Start TASK MATERIAL
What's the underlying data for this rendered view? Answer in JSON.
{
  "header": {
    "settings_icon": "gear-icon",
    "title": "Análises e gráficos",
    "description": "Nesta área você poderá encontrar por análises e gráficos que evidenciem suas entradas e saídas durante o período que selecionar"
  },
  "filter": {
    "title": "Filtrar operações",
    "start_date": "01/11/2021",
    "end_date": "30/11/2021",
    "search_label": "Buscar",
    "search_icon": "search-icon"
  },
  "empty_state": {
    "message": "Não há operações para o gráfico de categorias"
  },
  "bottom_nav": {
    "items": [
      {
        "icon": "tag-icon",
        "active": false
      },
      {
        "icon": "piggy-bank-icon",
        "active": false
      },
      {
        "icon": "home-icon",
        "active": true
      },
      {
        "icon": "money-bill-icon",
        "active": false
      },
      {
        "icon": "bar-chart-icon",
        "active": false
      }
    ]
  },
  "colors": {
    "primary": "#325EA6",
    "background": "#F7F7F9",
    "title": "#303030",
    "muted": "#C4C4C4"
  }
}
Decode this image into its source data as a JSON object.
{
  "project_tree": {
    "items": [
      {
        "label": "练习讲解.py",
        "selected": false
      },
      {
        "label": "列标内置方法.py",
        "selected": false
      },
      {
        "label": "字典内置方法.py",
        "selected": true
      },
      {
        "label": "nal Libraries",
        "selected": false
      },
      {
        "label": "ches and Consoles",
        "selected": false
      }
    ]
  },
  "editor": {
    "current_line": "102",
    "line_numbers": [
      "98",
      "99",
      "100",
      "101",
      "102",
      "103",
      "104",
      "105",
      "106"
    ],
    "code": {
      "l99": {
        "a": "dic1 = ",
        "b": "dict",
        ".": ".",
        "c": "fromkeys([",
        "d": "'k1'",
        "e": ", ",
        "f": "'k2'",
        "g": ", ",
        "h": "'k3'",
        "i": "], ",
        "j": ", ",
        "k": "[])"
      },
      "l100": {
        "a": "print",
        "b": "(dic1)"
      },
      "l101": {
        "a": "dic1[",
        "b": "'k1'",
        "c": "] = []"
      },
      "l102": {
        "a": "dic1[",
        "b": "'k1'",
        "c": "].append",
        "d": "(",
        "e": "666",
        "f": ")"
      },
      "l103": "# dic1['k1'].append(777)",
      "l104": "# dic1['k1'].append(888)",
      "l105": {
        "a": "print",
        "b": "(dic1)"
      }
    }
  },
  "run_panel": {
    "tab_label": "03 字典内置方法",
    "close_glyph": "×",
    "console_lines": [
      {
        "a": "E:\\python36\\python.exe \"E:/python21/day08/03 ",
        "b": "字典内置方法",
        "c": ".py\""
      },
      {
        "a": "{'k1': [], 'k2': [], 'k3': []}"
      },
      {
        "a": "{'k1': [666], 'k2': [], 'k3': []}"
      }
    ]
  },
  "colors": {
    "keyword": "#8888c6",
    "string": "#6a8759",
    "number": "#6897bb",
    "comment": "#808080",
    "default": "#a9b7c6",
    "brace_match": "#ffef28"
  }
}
End TASK MATERIAL
— EXERCISE —
Return all of the data word for word.

— FINISHED ANSWER —
What's the underlying data for this rendered view? Answer in JSON.
{
  "header": {
    "settings_icon": "gear-icon",
    "title": "Análises e gráficos",
    "description": "Nesta área você poderá encontrar por análises e gráficos que evidenciem suas entradas e saídas durante o período que selecionar"
  },
  "filter": {
    "title": "Filtrar operações",
    "start_date": "01/11/2021",
    "end_date": "30/11/2021",
    "search_label": "Buscar",
    "search_icon": "search-icon"
  },
  "empty_state": {
    "message": "Não há operações para o gráfico de categorias"
  },
  "bottom_nav": {
    "items": [
      {
        "icon": "tag-icon",
        "active": false
      },
      {
        "icon": "piggy-bank-icon",
        "active": false
      },
      {
        "icon": "home-icon",
        "active": true
      },
      {
        "icon": "money-bill-icon",
        "active": false
      },
      {
        "icon": "bar-chart-icon",
        "active": false
      }
    ]
  },
  "colors": {
    "primary": "#325EA6",
    "background": "#F7F7F9",
    "title": "#303030",
    "muted": "#C4C4C4"
  }
}
Decode this image into its source data as a JSON object.
{
  "project_tree": {
    "items": [
      {
        "label": "练习讲解.py",
        "selected": false
      },
      {
        "label": "列标内置方法.py",
        "selected": false
      },
      {
        "label": "字典内置方法.py",
        "selected": true
      },
      {
        "label": "nal Libraries",
        "selected": false
      },
      {
        "label": "ches and Consoles",
        "selected": false
      }
    ]
  },
  "editor": {
    "current_line": "102",
    "line_numbers": [
      "98",
      "99",
      "100",
      "101",
      "102",
      "103",
      "104",
      "105",
      "106"
    ],
    "code": {
      "l99": {
        "a": "dic1 = ",
        "b": "dict",
        ".": ".",
        "c": "fromkeys([",
        "d": "'k1'",
        "e": ", ",
        "f": "'k2'",
        "g": ", ",
        "h": "'k3'",
        "i": "], ",
        "j": ", ",
        "k": "[])"
      },
      "l100": {
        "a": "print",
        "b": "(dic1)"
      },
      "l101": {
        "a": "dic1[",
        "b": "'k1'",
        "c": "] = []"
      },
      "l102": {
        "a": "dic1[",
        "b": "'k1'",
        "c": "].append",
        "d": "(",
        "e": "666",
        "f": ")"
      },
      "l103": "# dic1['k1'].append(777)",
      "l104": "# dic1['k1'].append(888)",
      "l105": {
        "a": "print",
        "b": "(dic1)"
      }
    }
  },
  "run_panel": {
    "tab_label": "03 字典内置方法",
    "close_glyph": "×",
    "console_lines": [
      {
        "a": "E:\\python36\\python.exe \"E:/python21/day08/03 ",
        "b": "字典内置方法",
        "c": ".py\""
      },
      {
        "a": "{'k1': [], 'k2': [], 'k3': []}"
      },
      {
        "a": "{'k1': [666], 'k2': [], 'k3': []}"
      }
    ]
  },
  "colors": {
    "keyword": "#8888c6",
    "string": "#6a8759",
    "number": "#6897bb",
    "comment": "#808080",
    "default": "#a9b7c6",
    "brace_match": "#ffef28"
  }
}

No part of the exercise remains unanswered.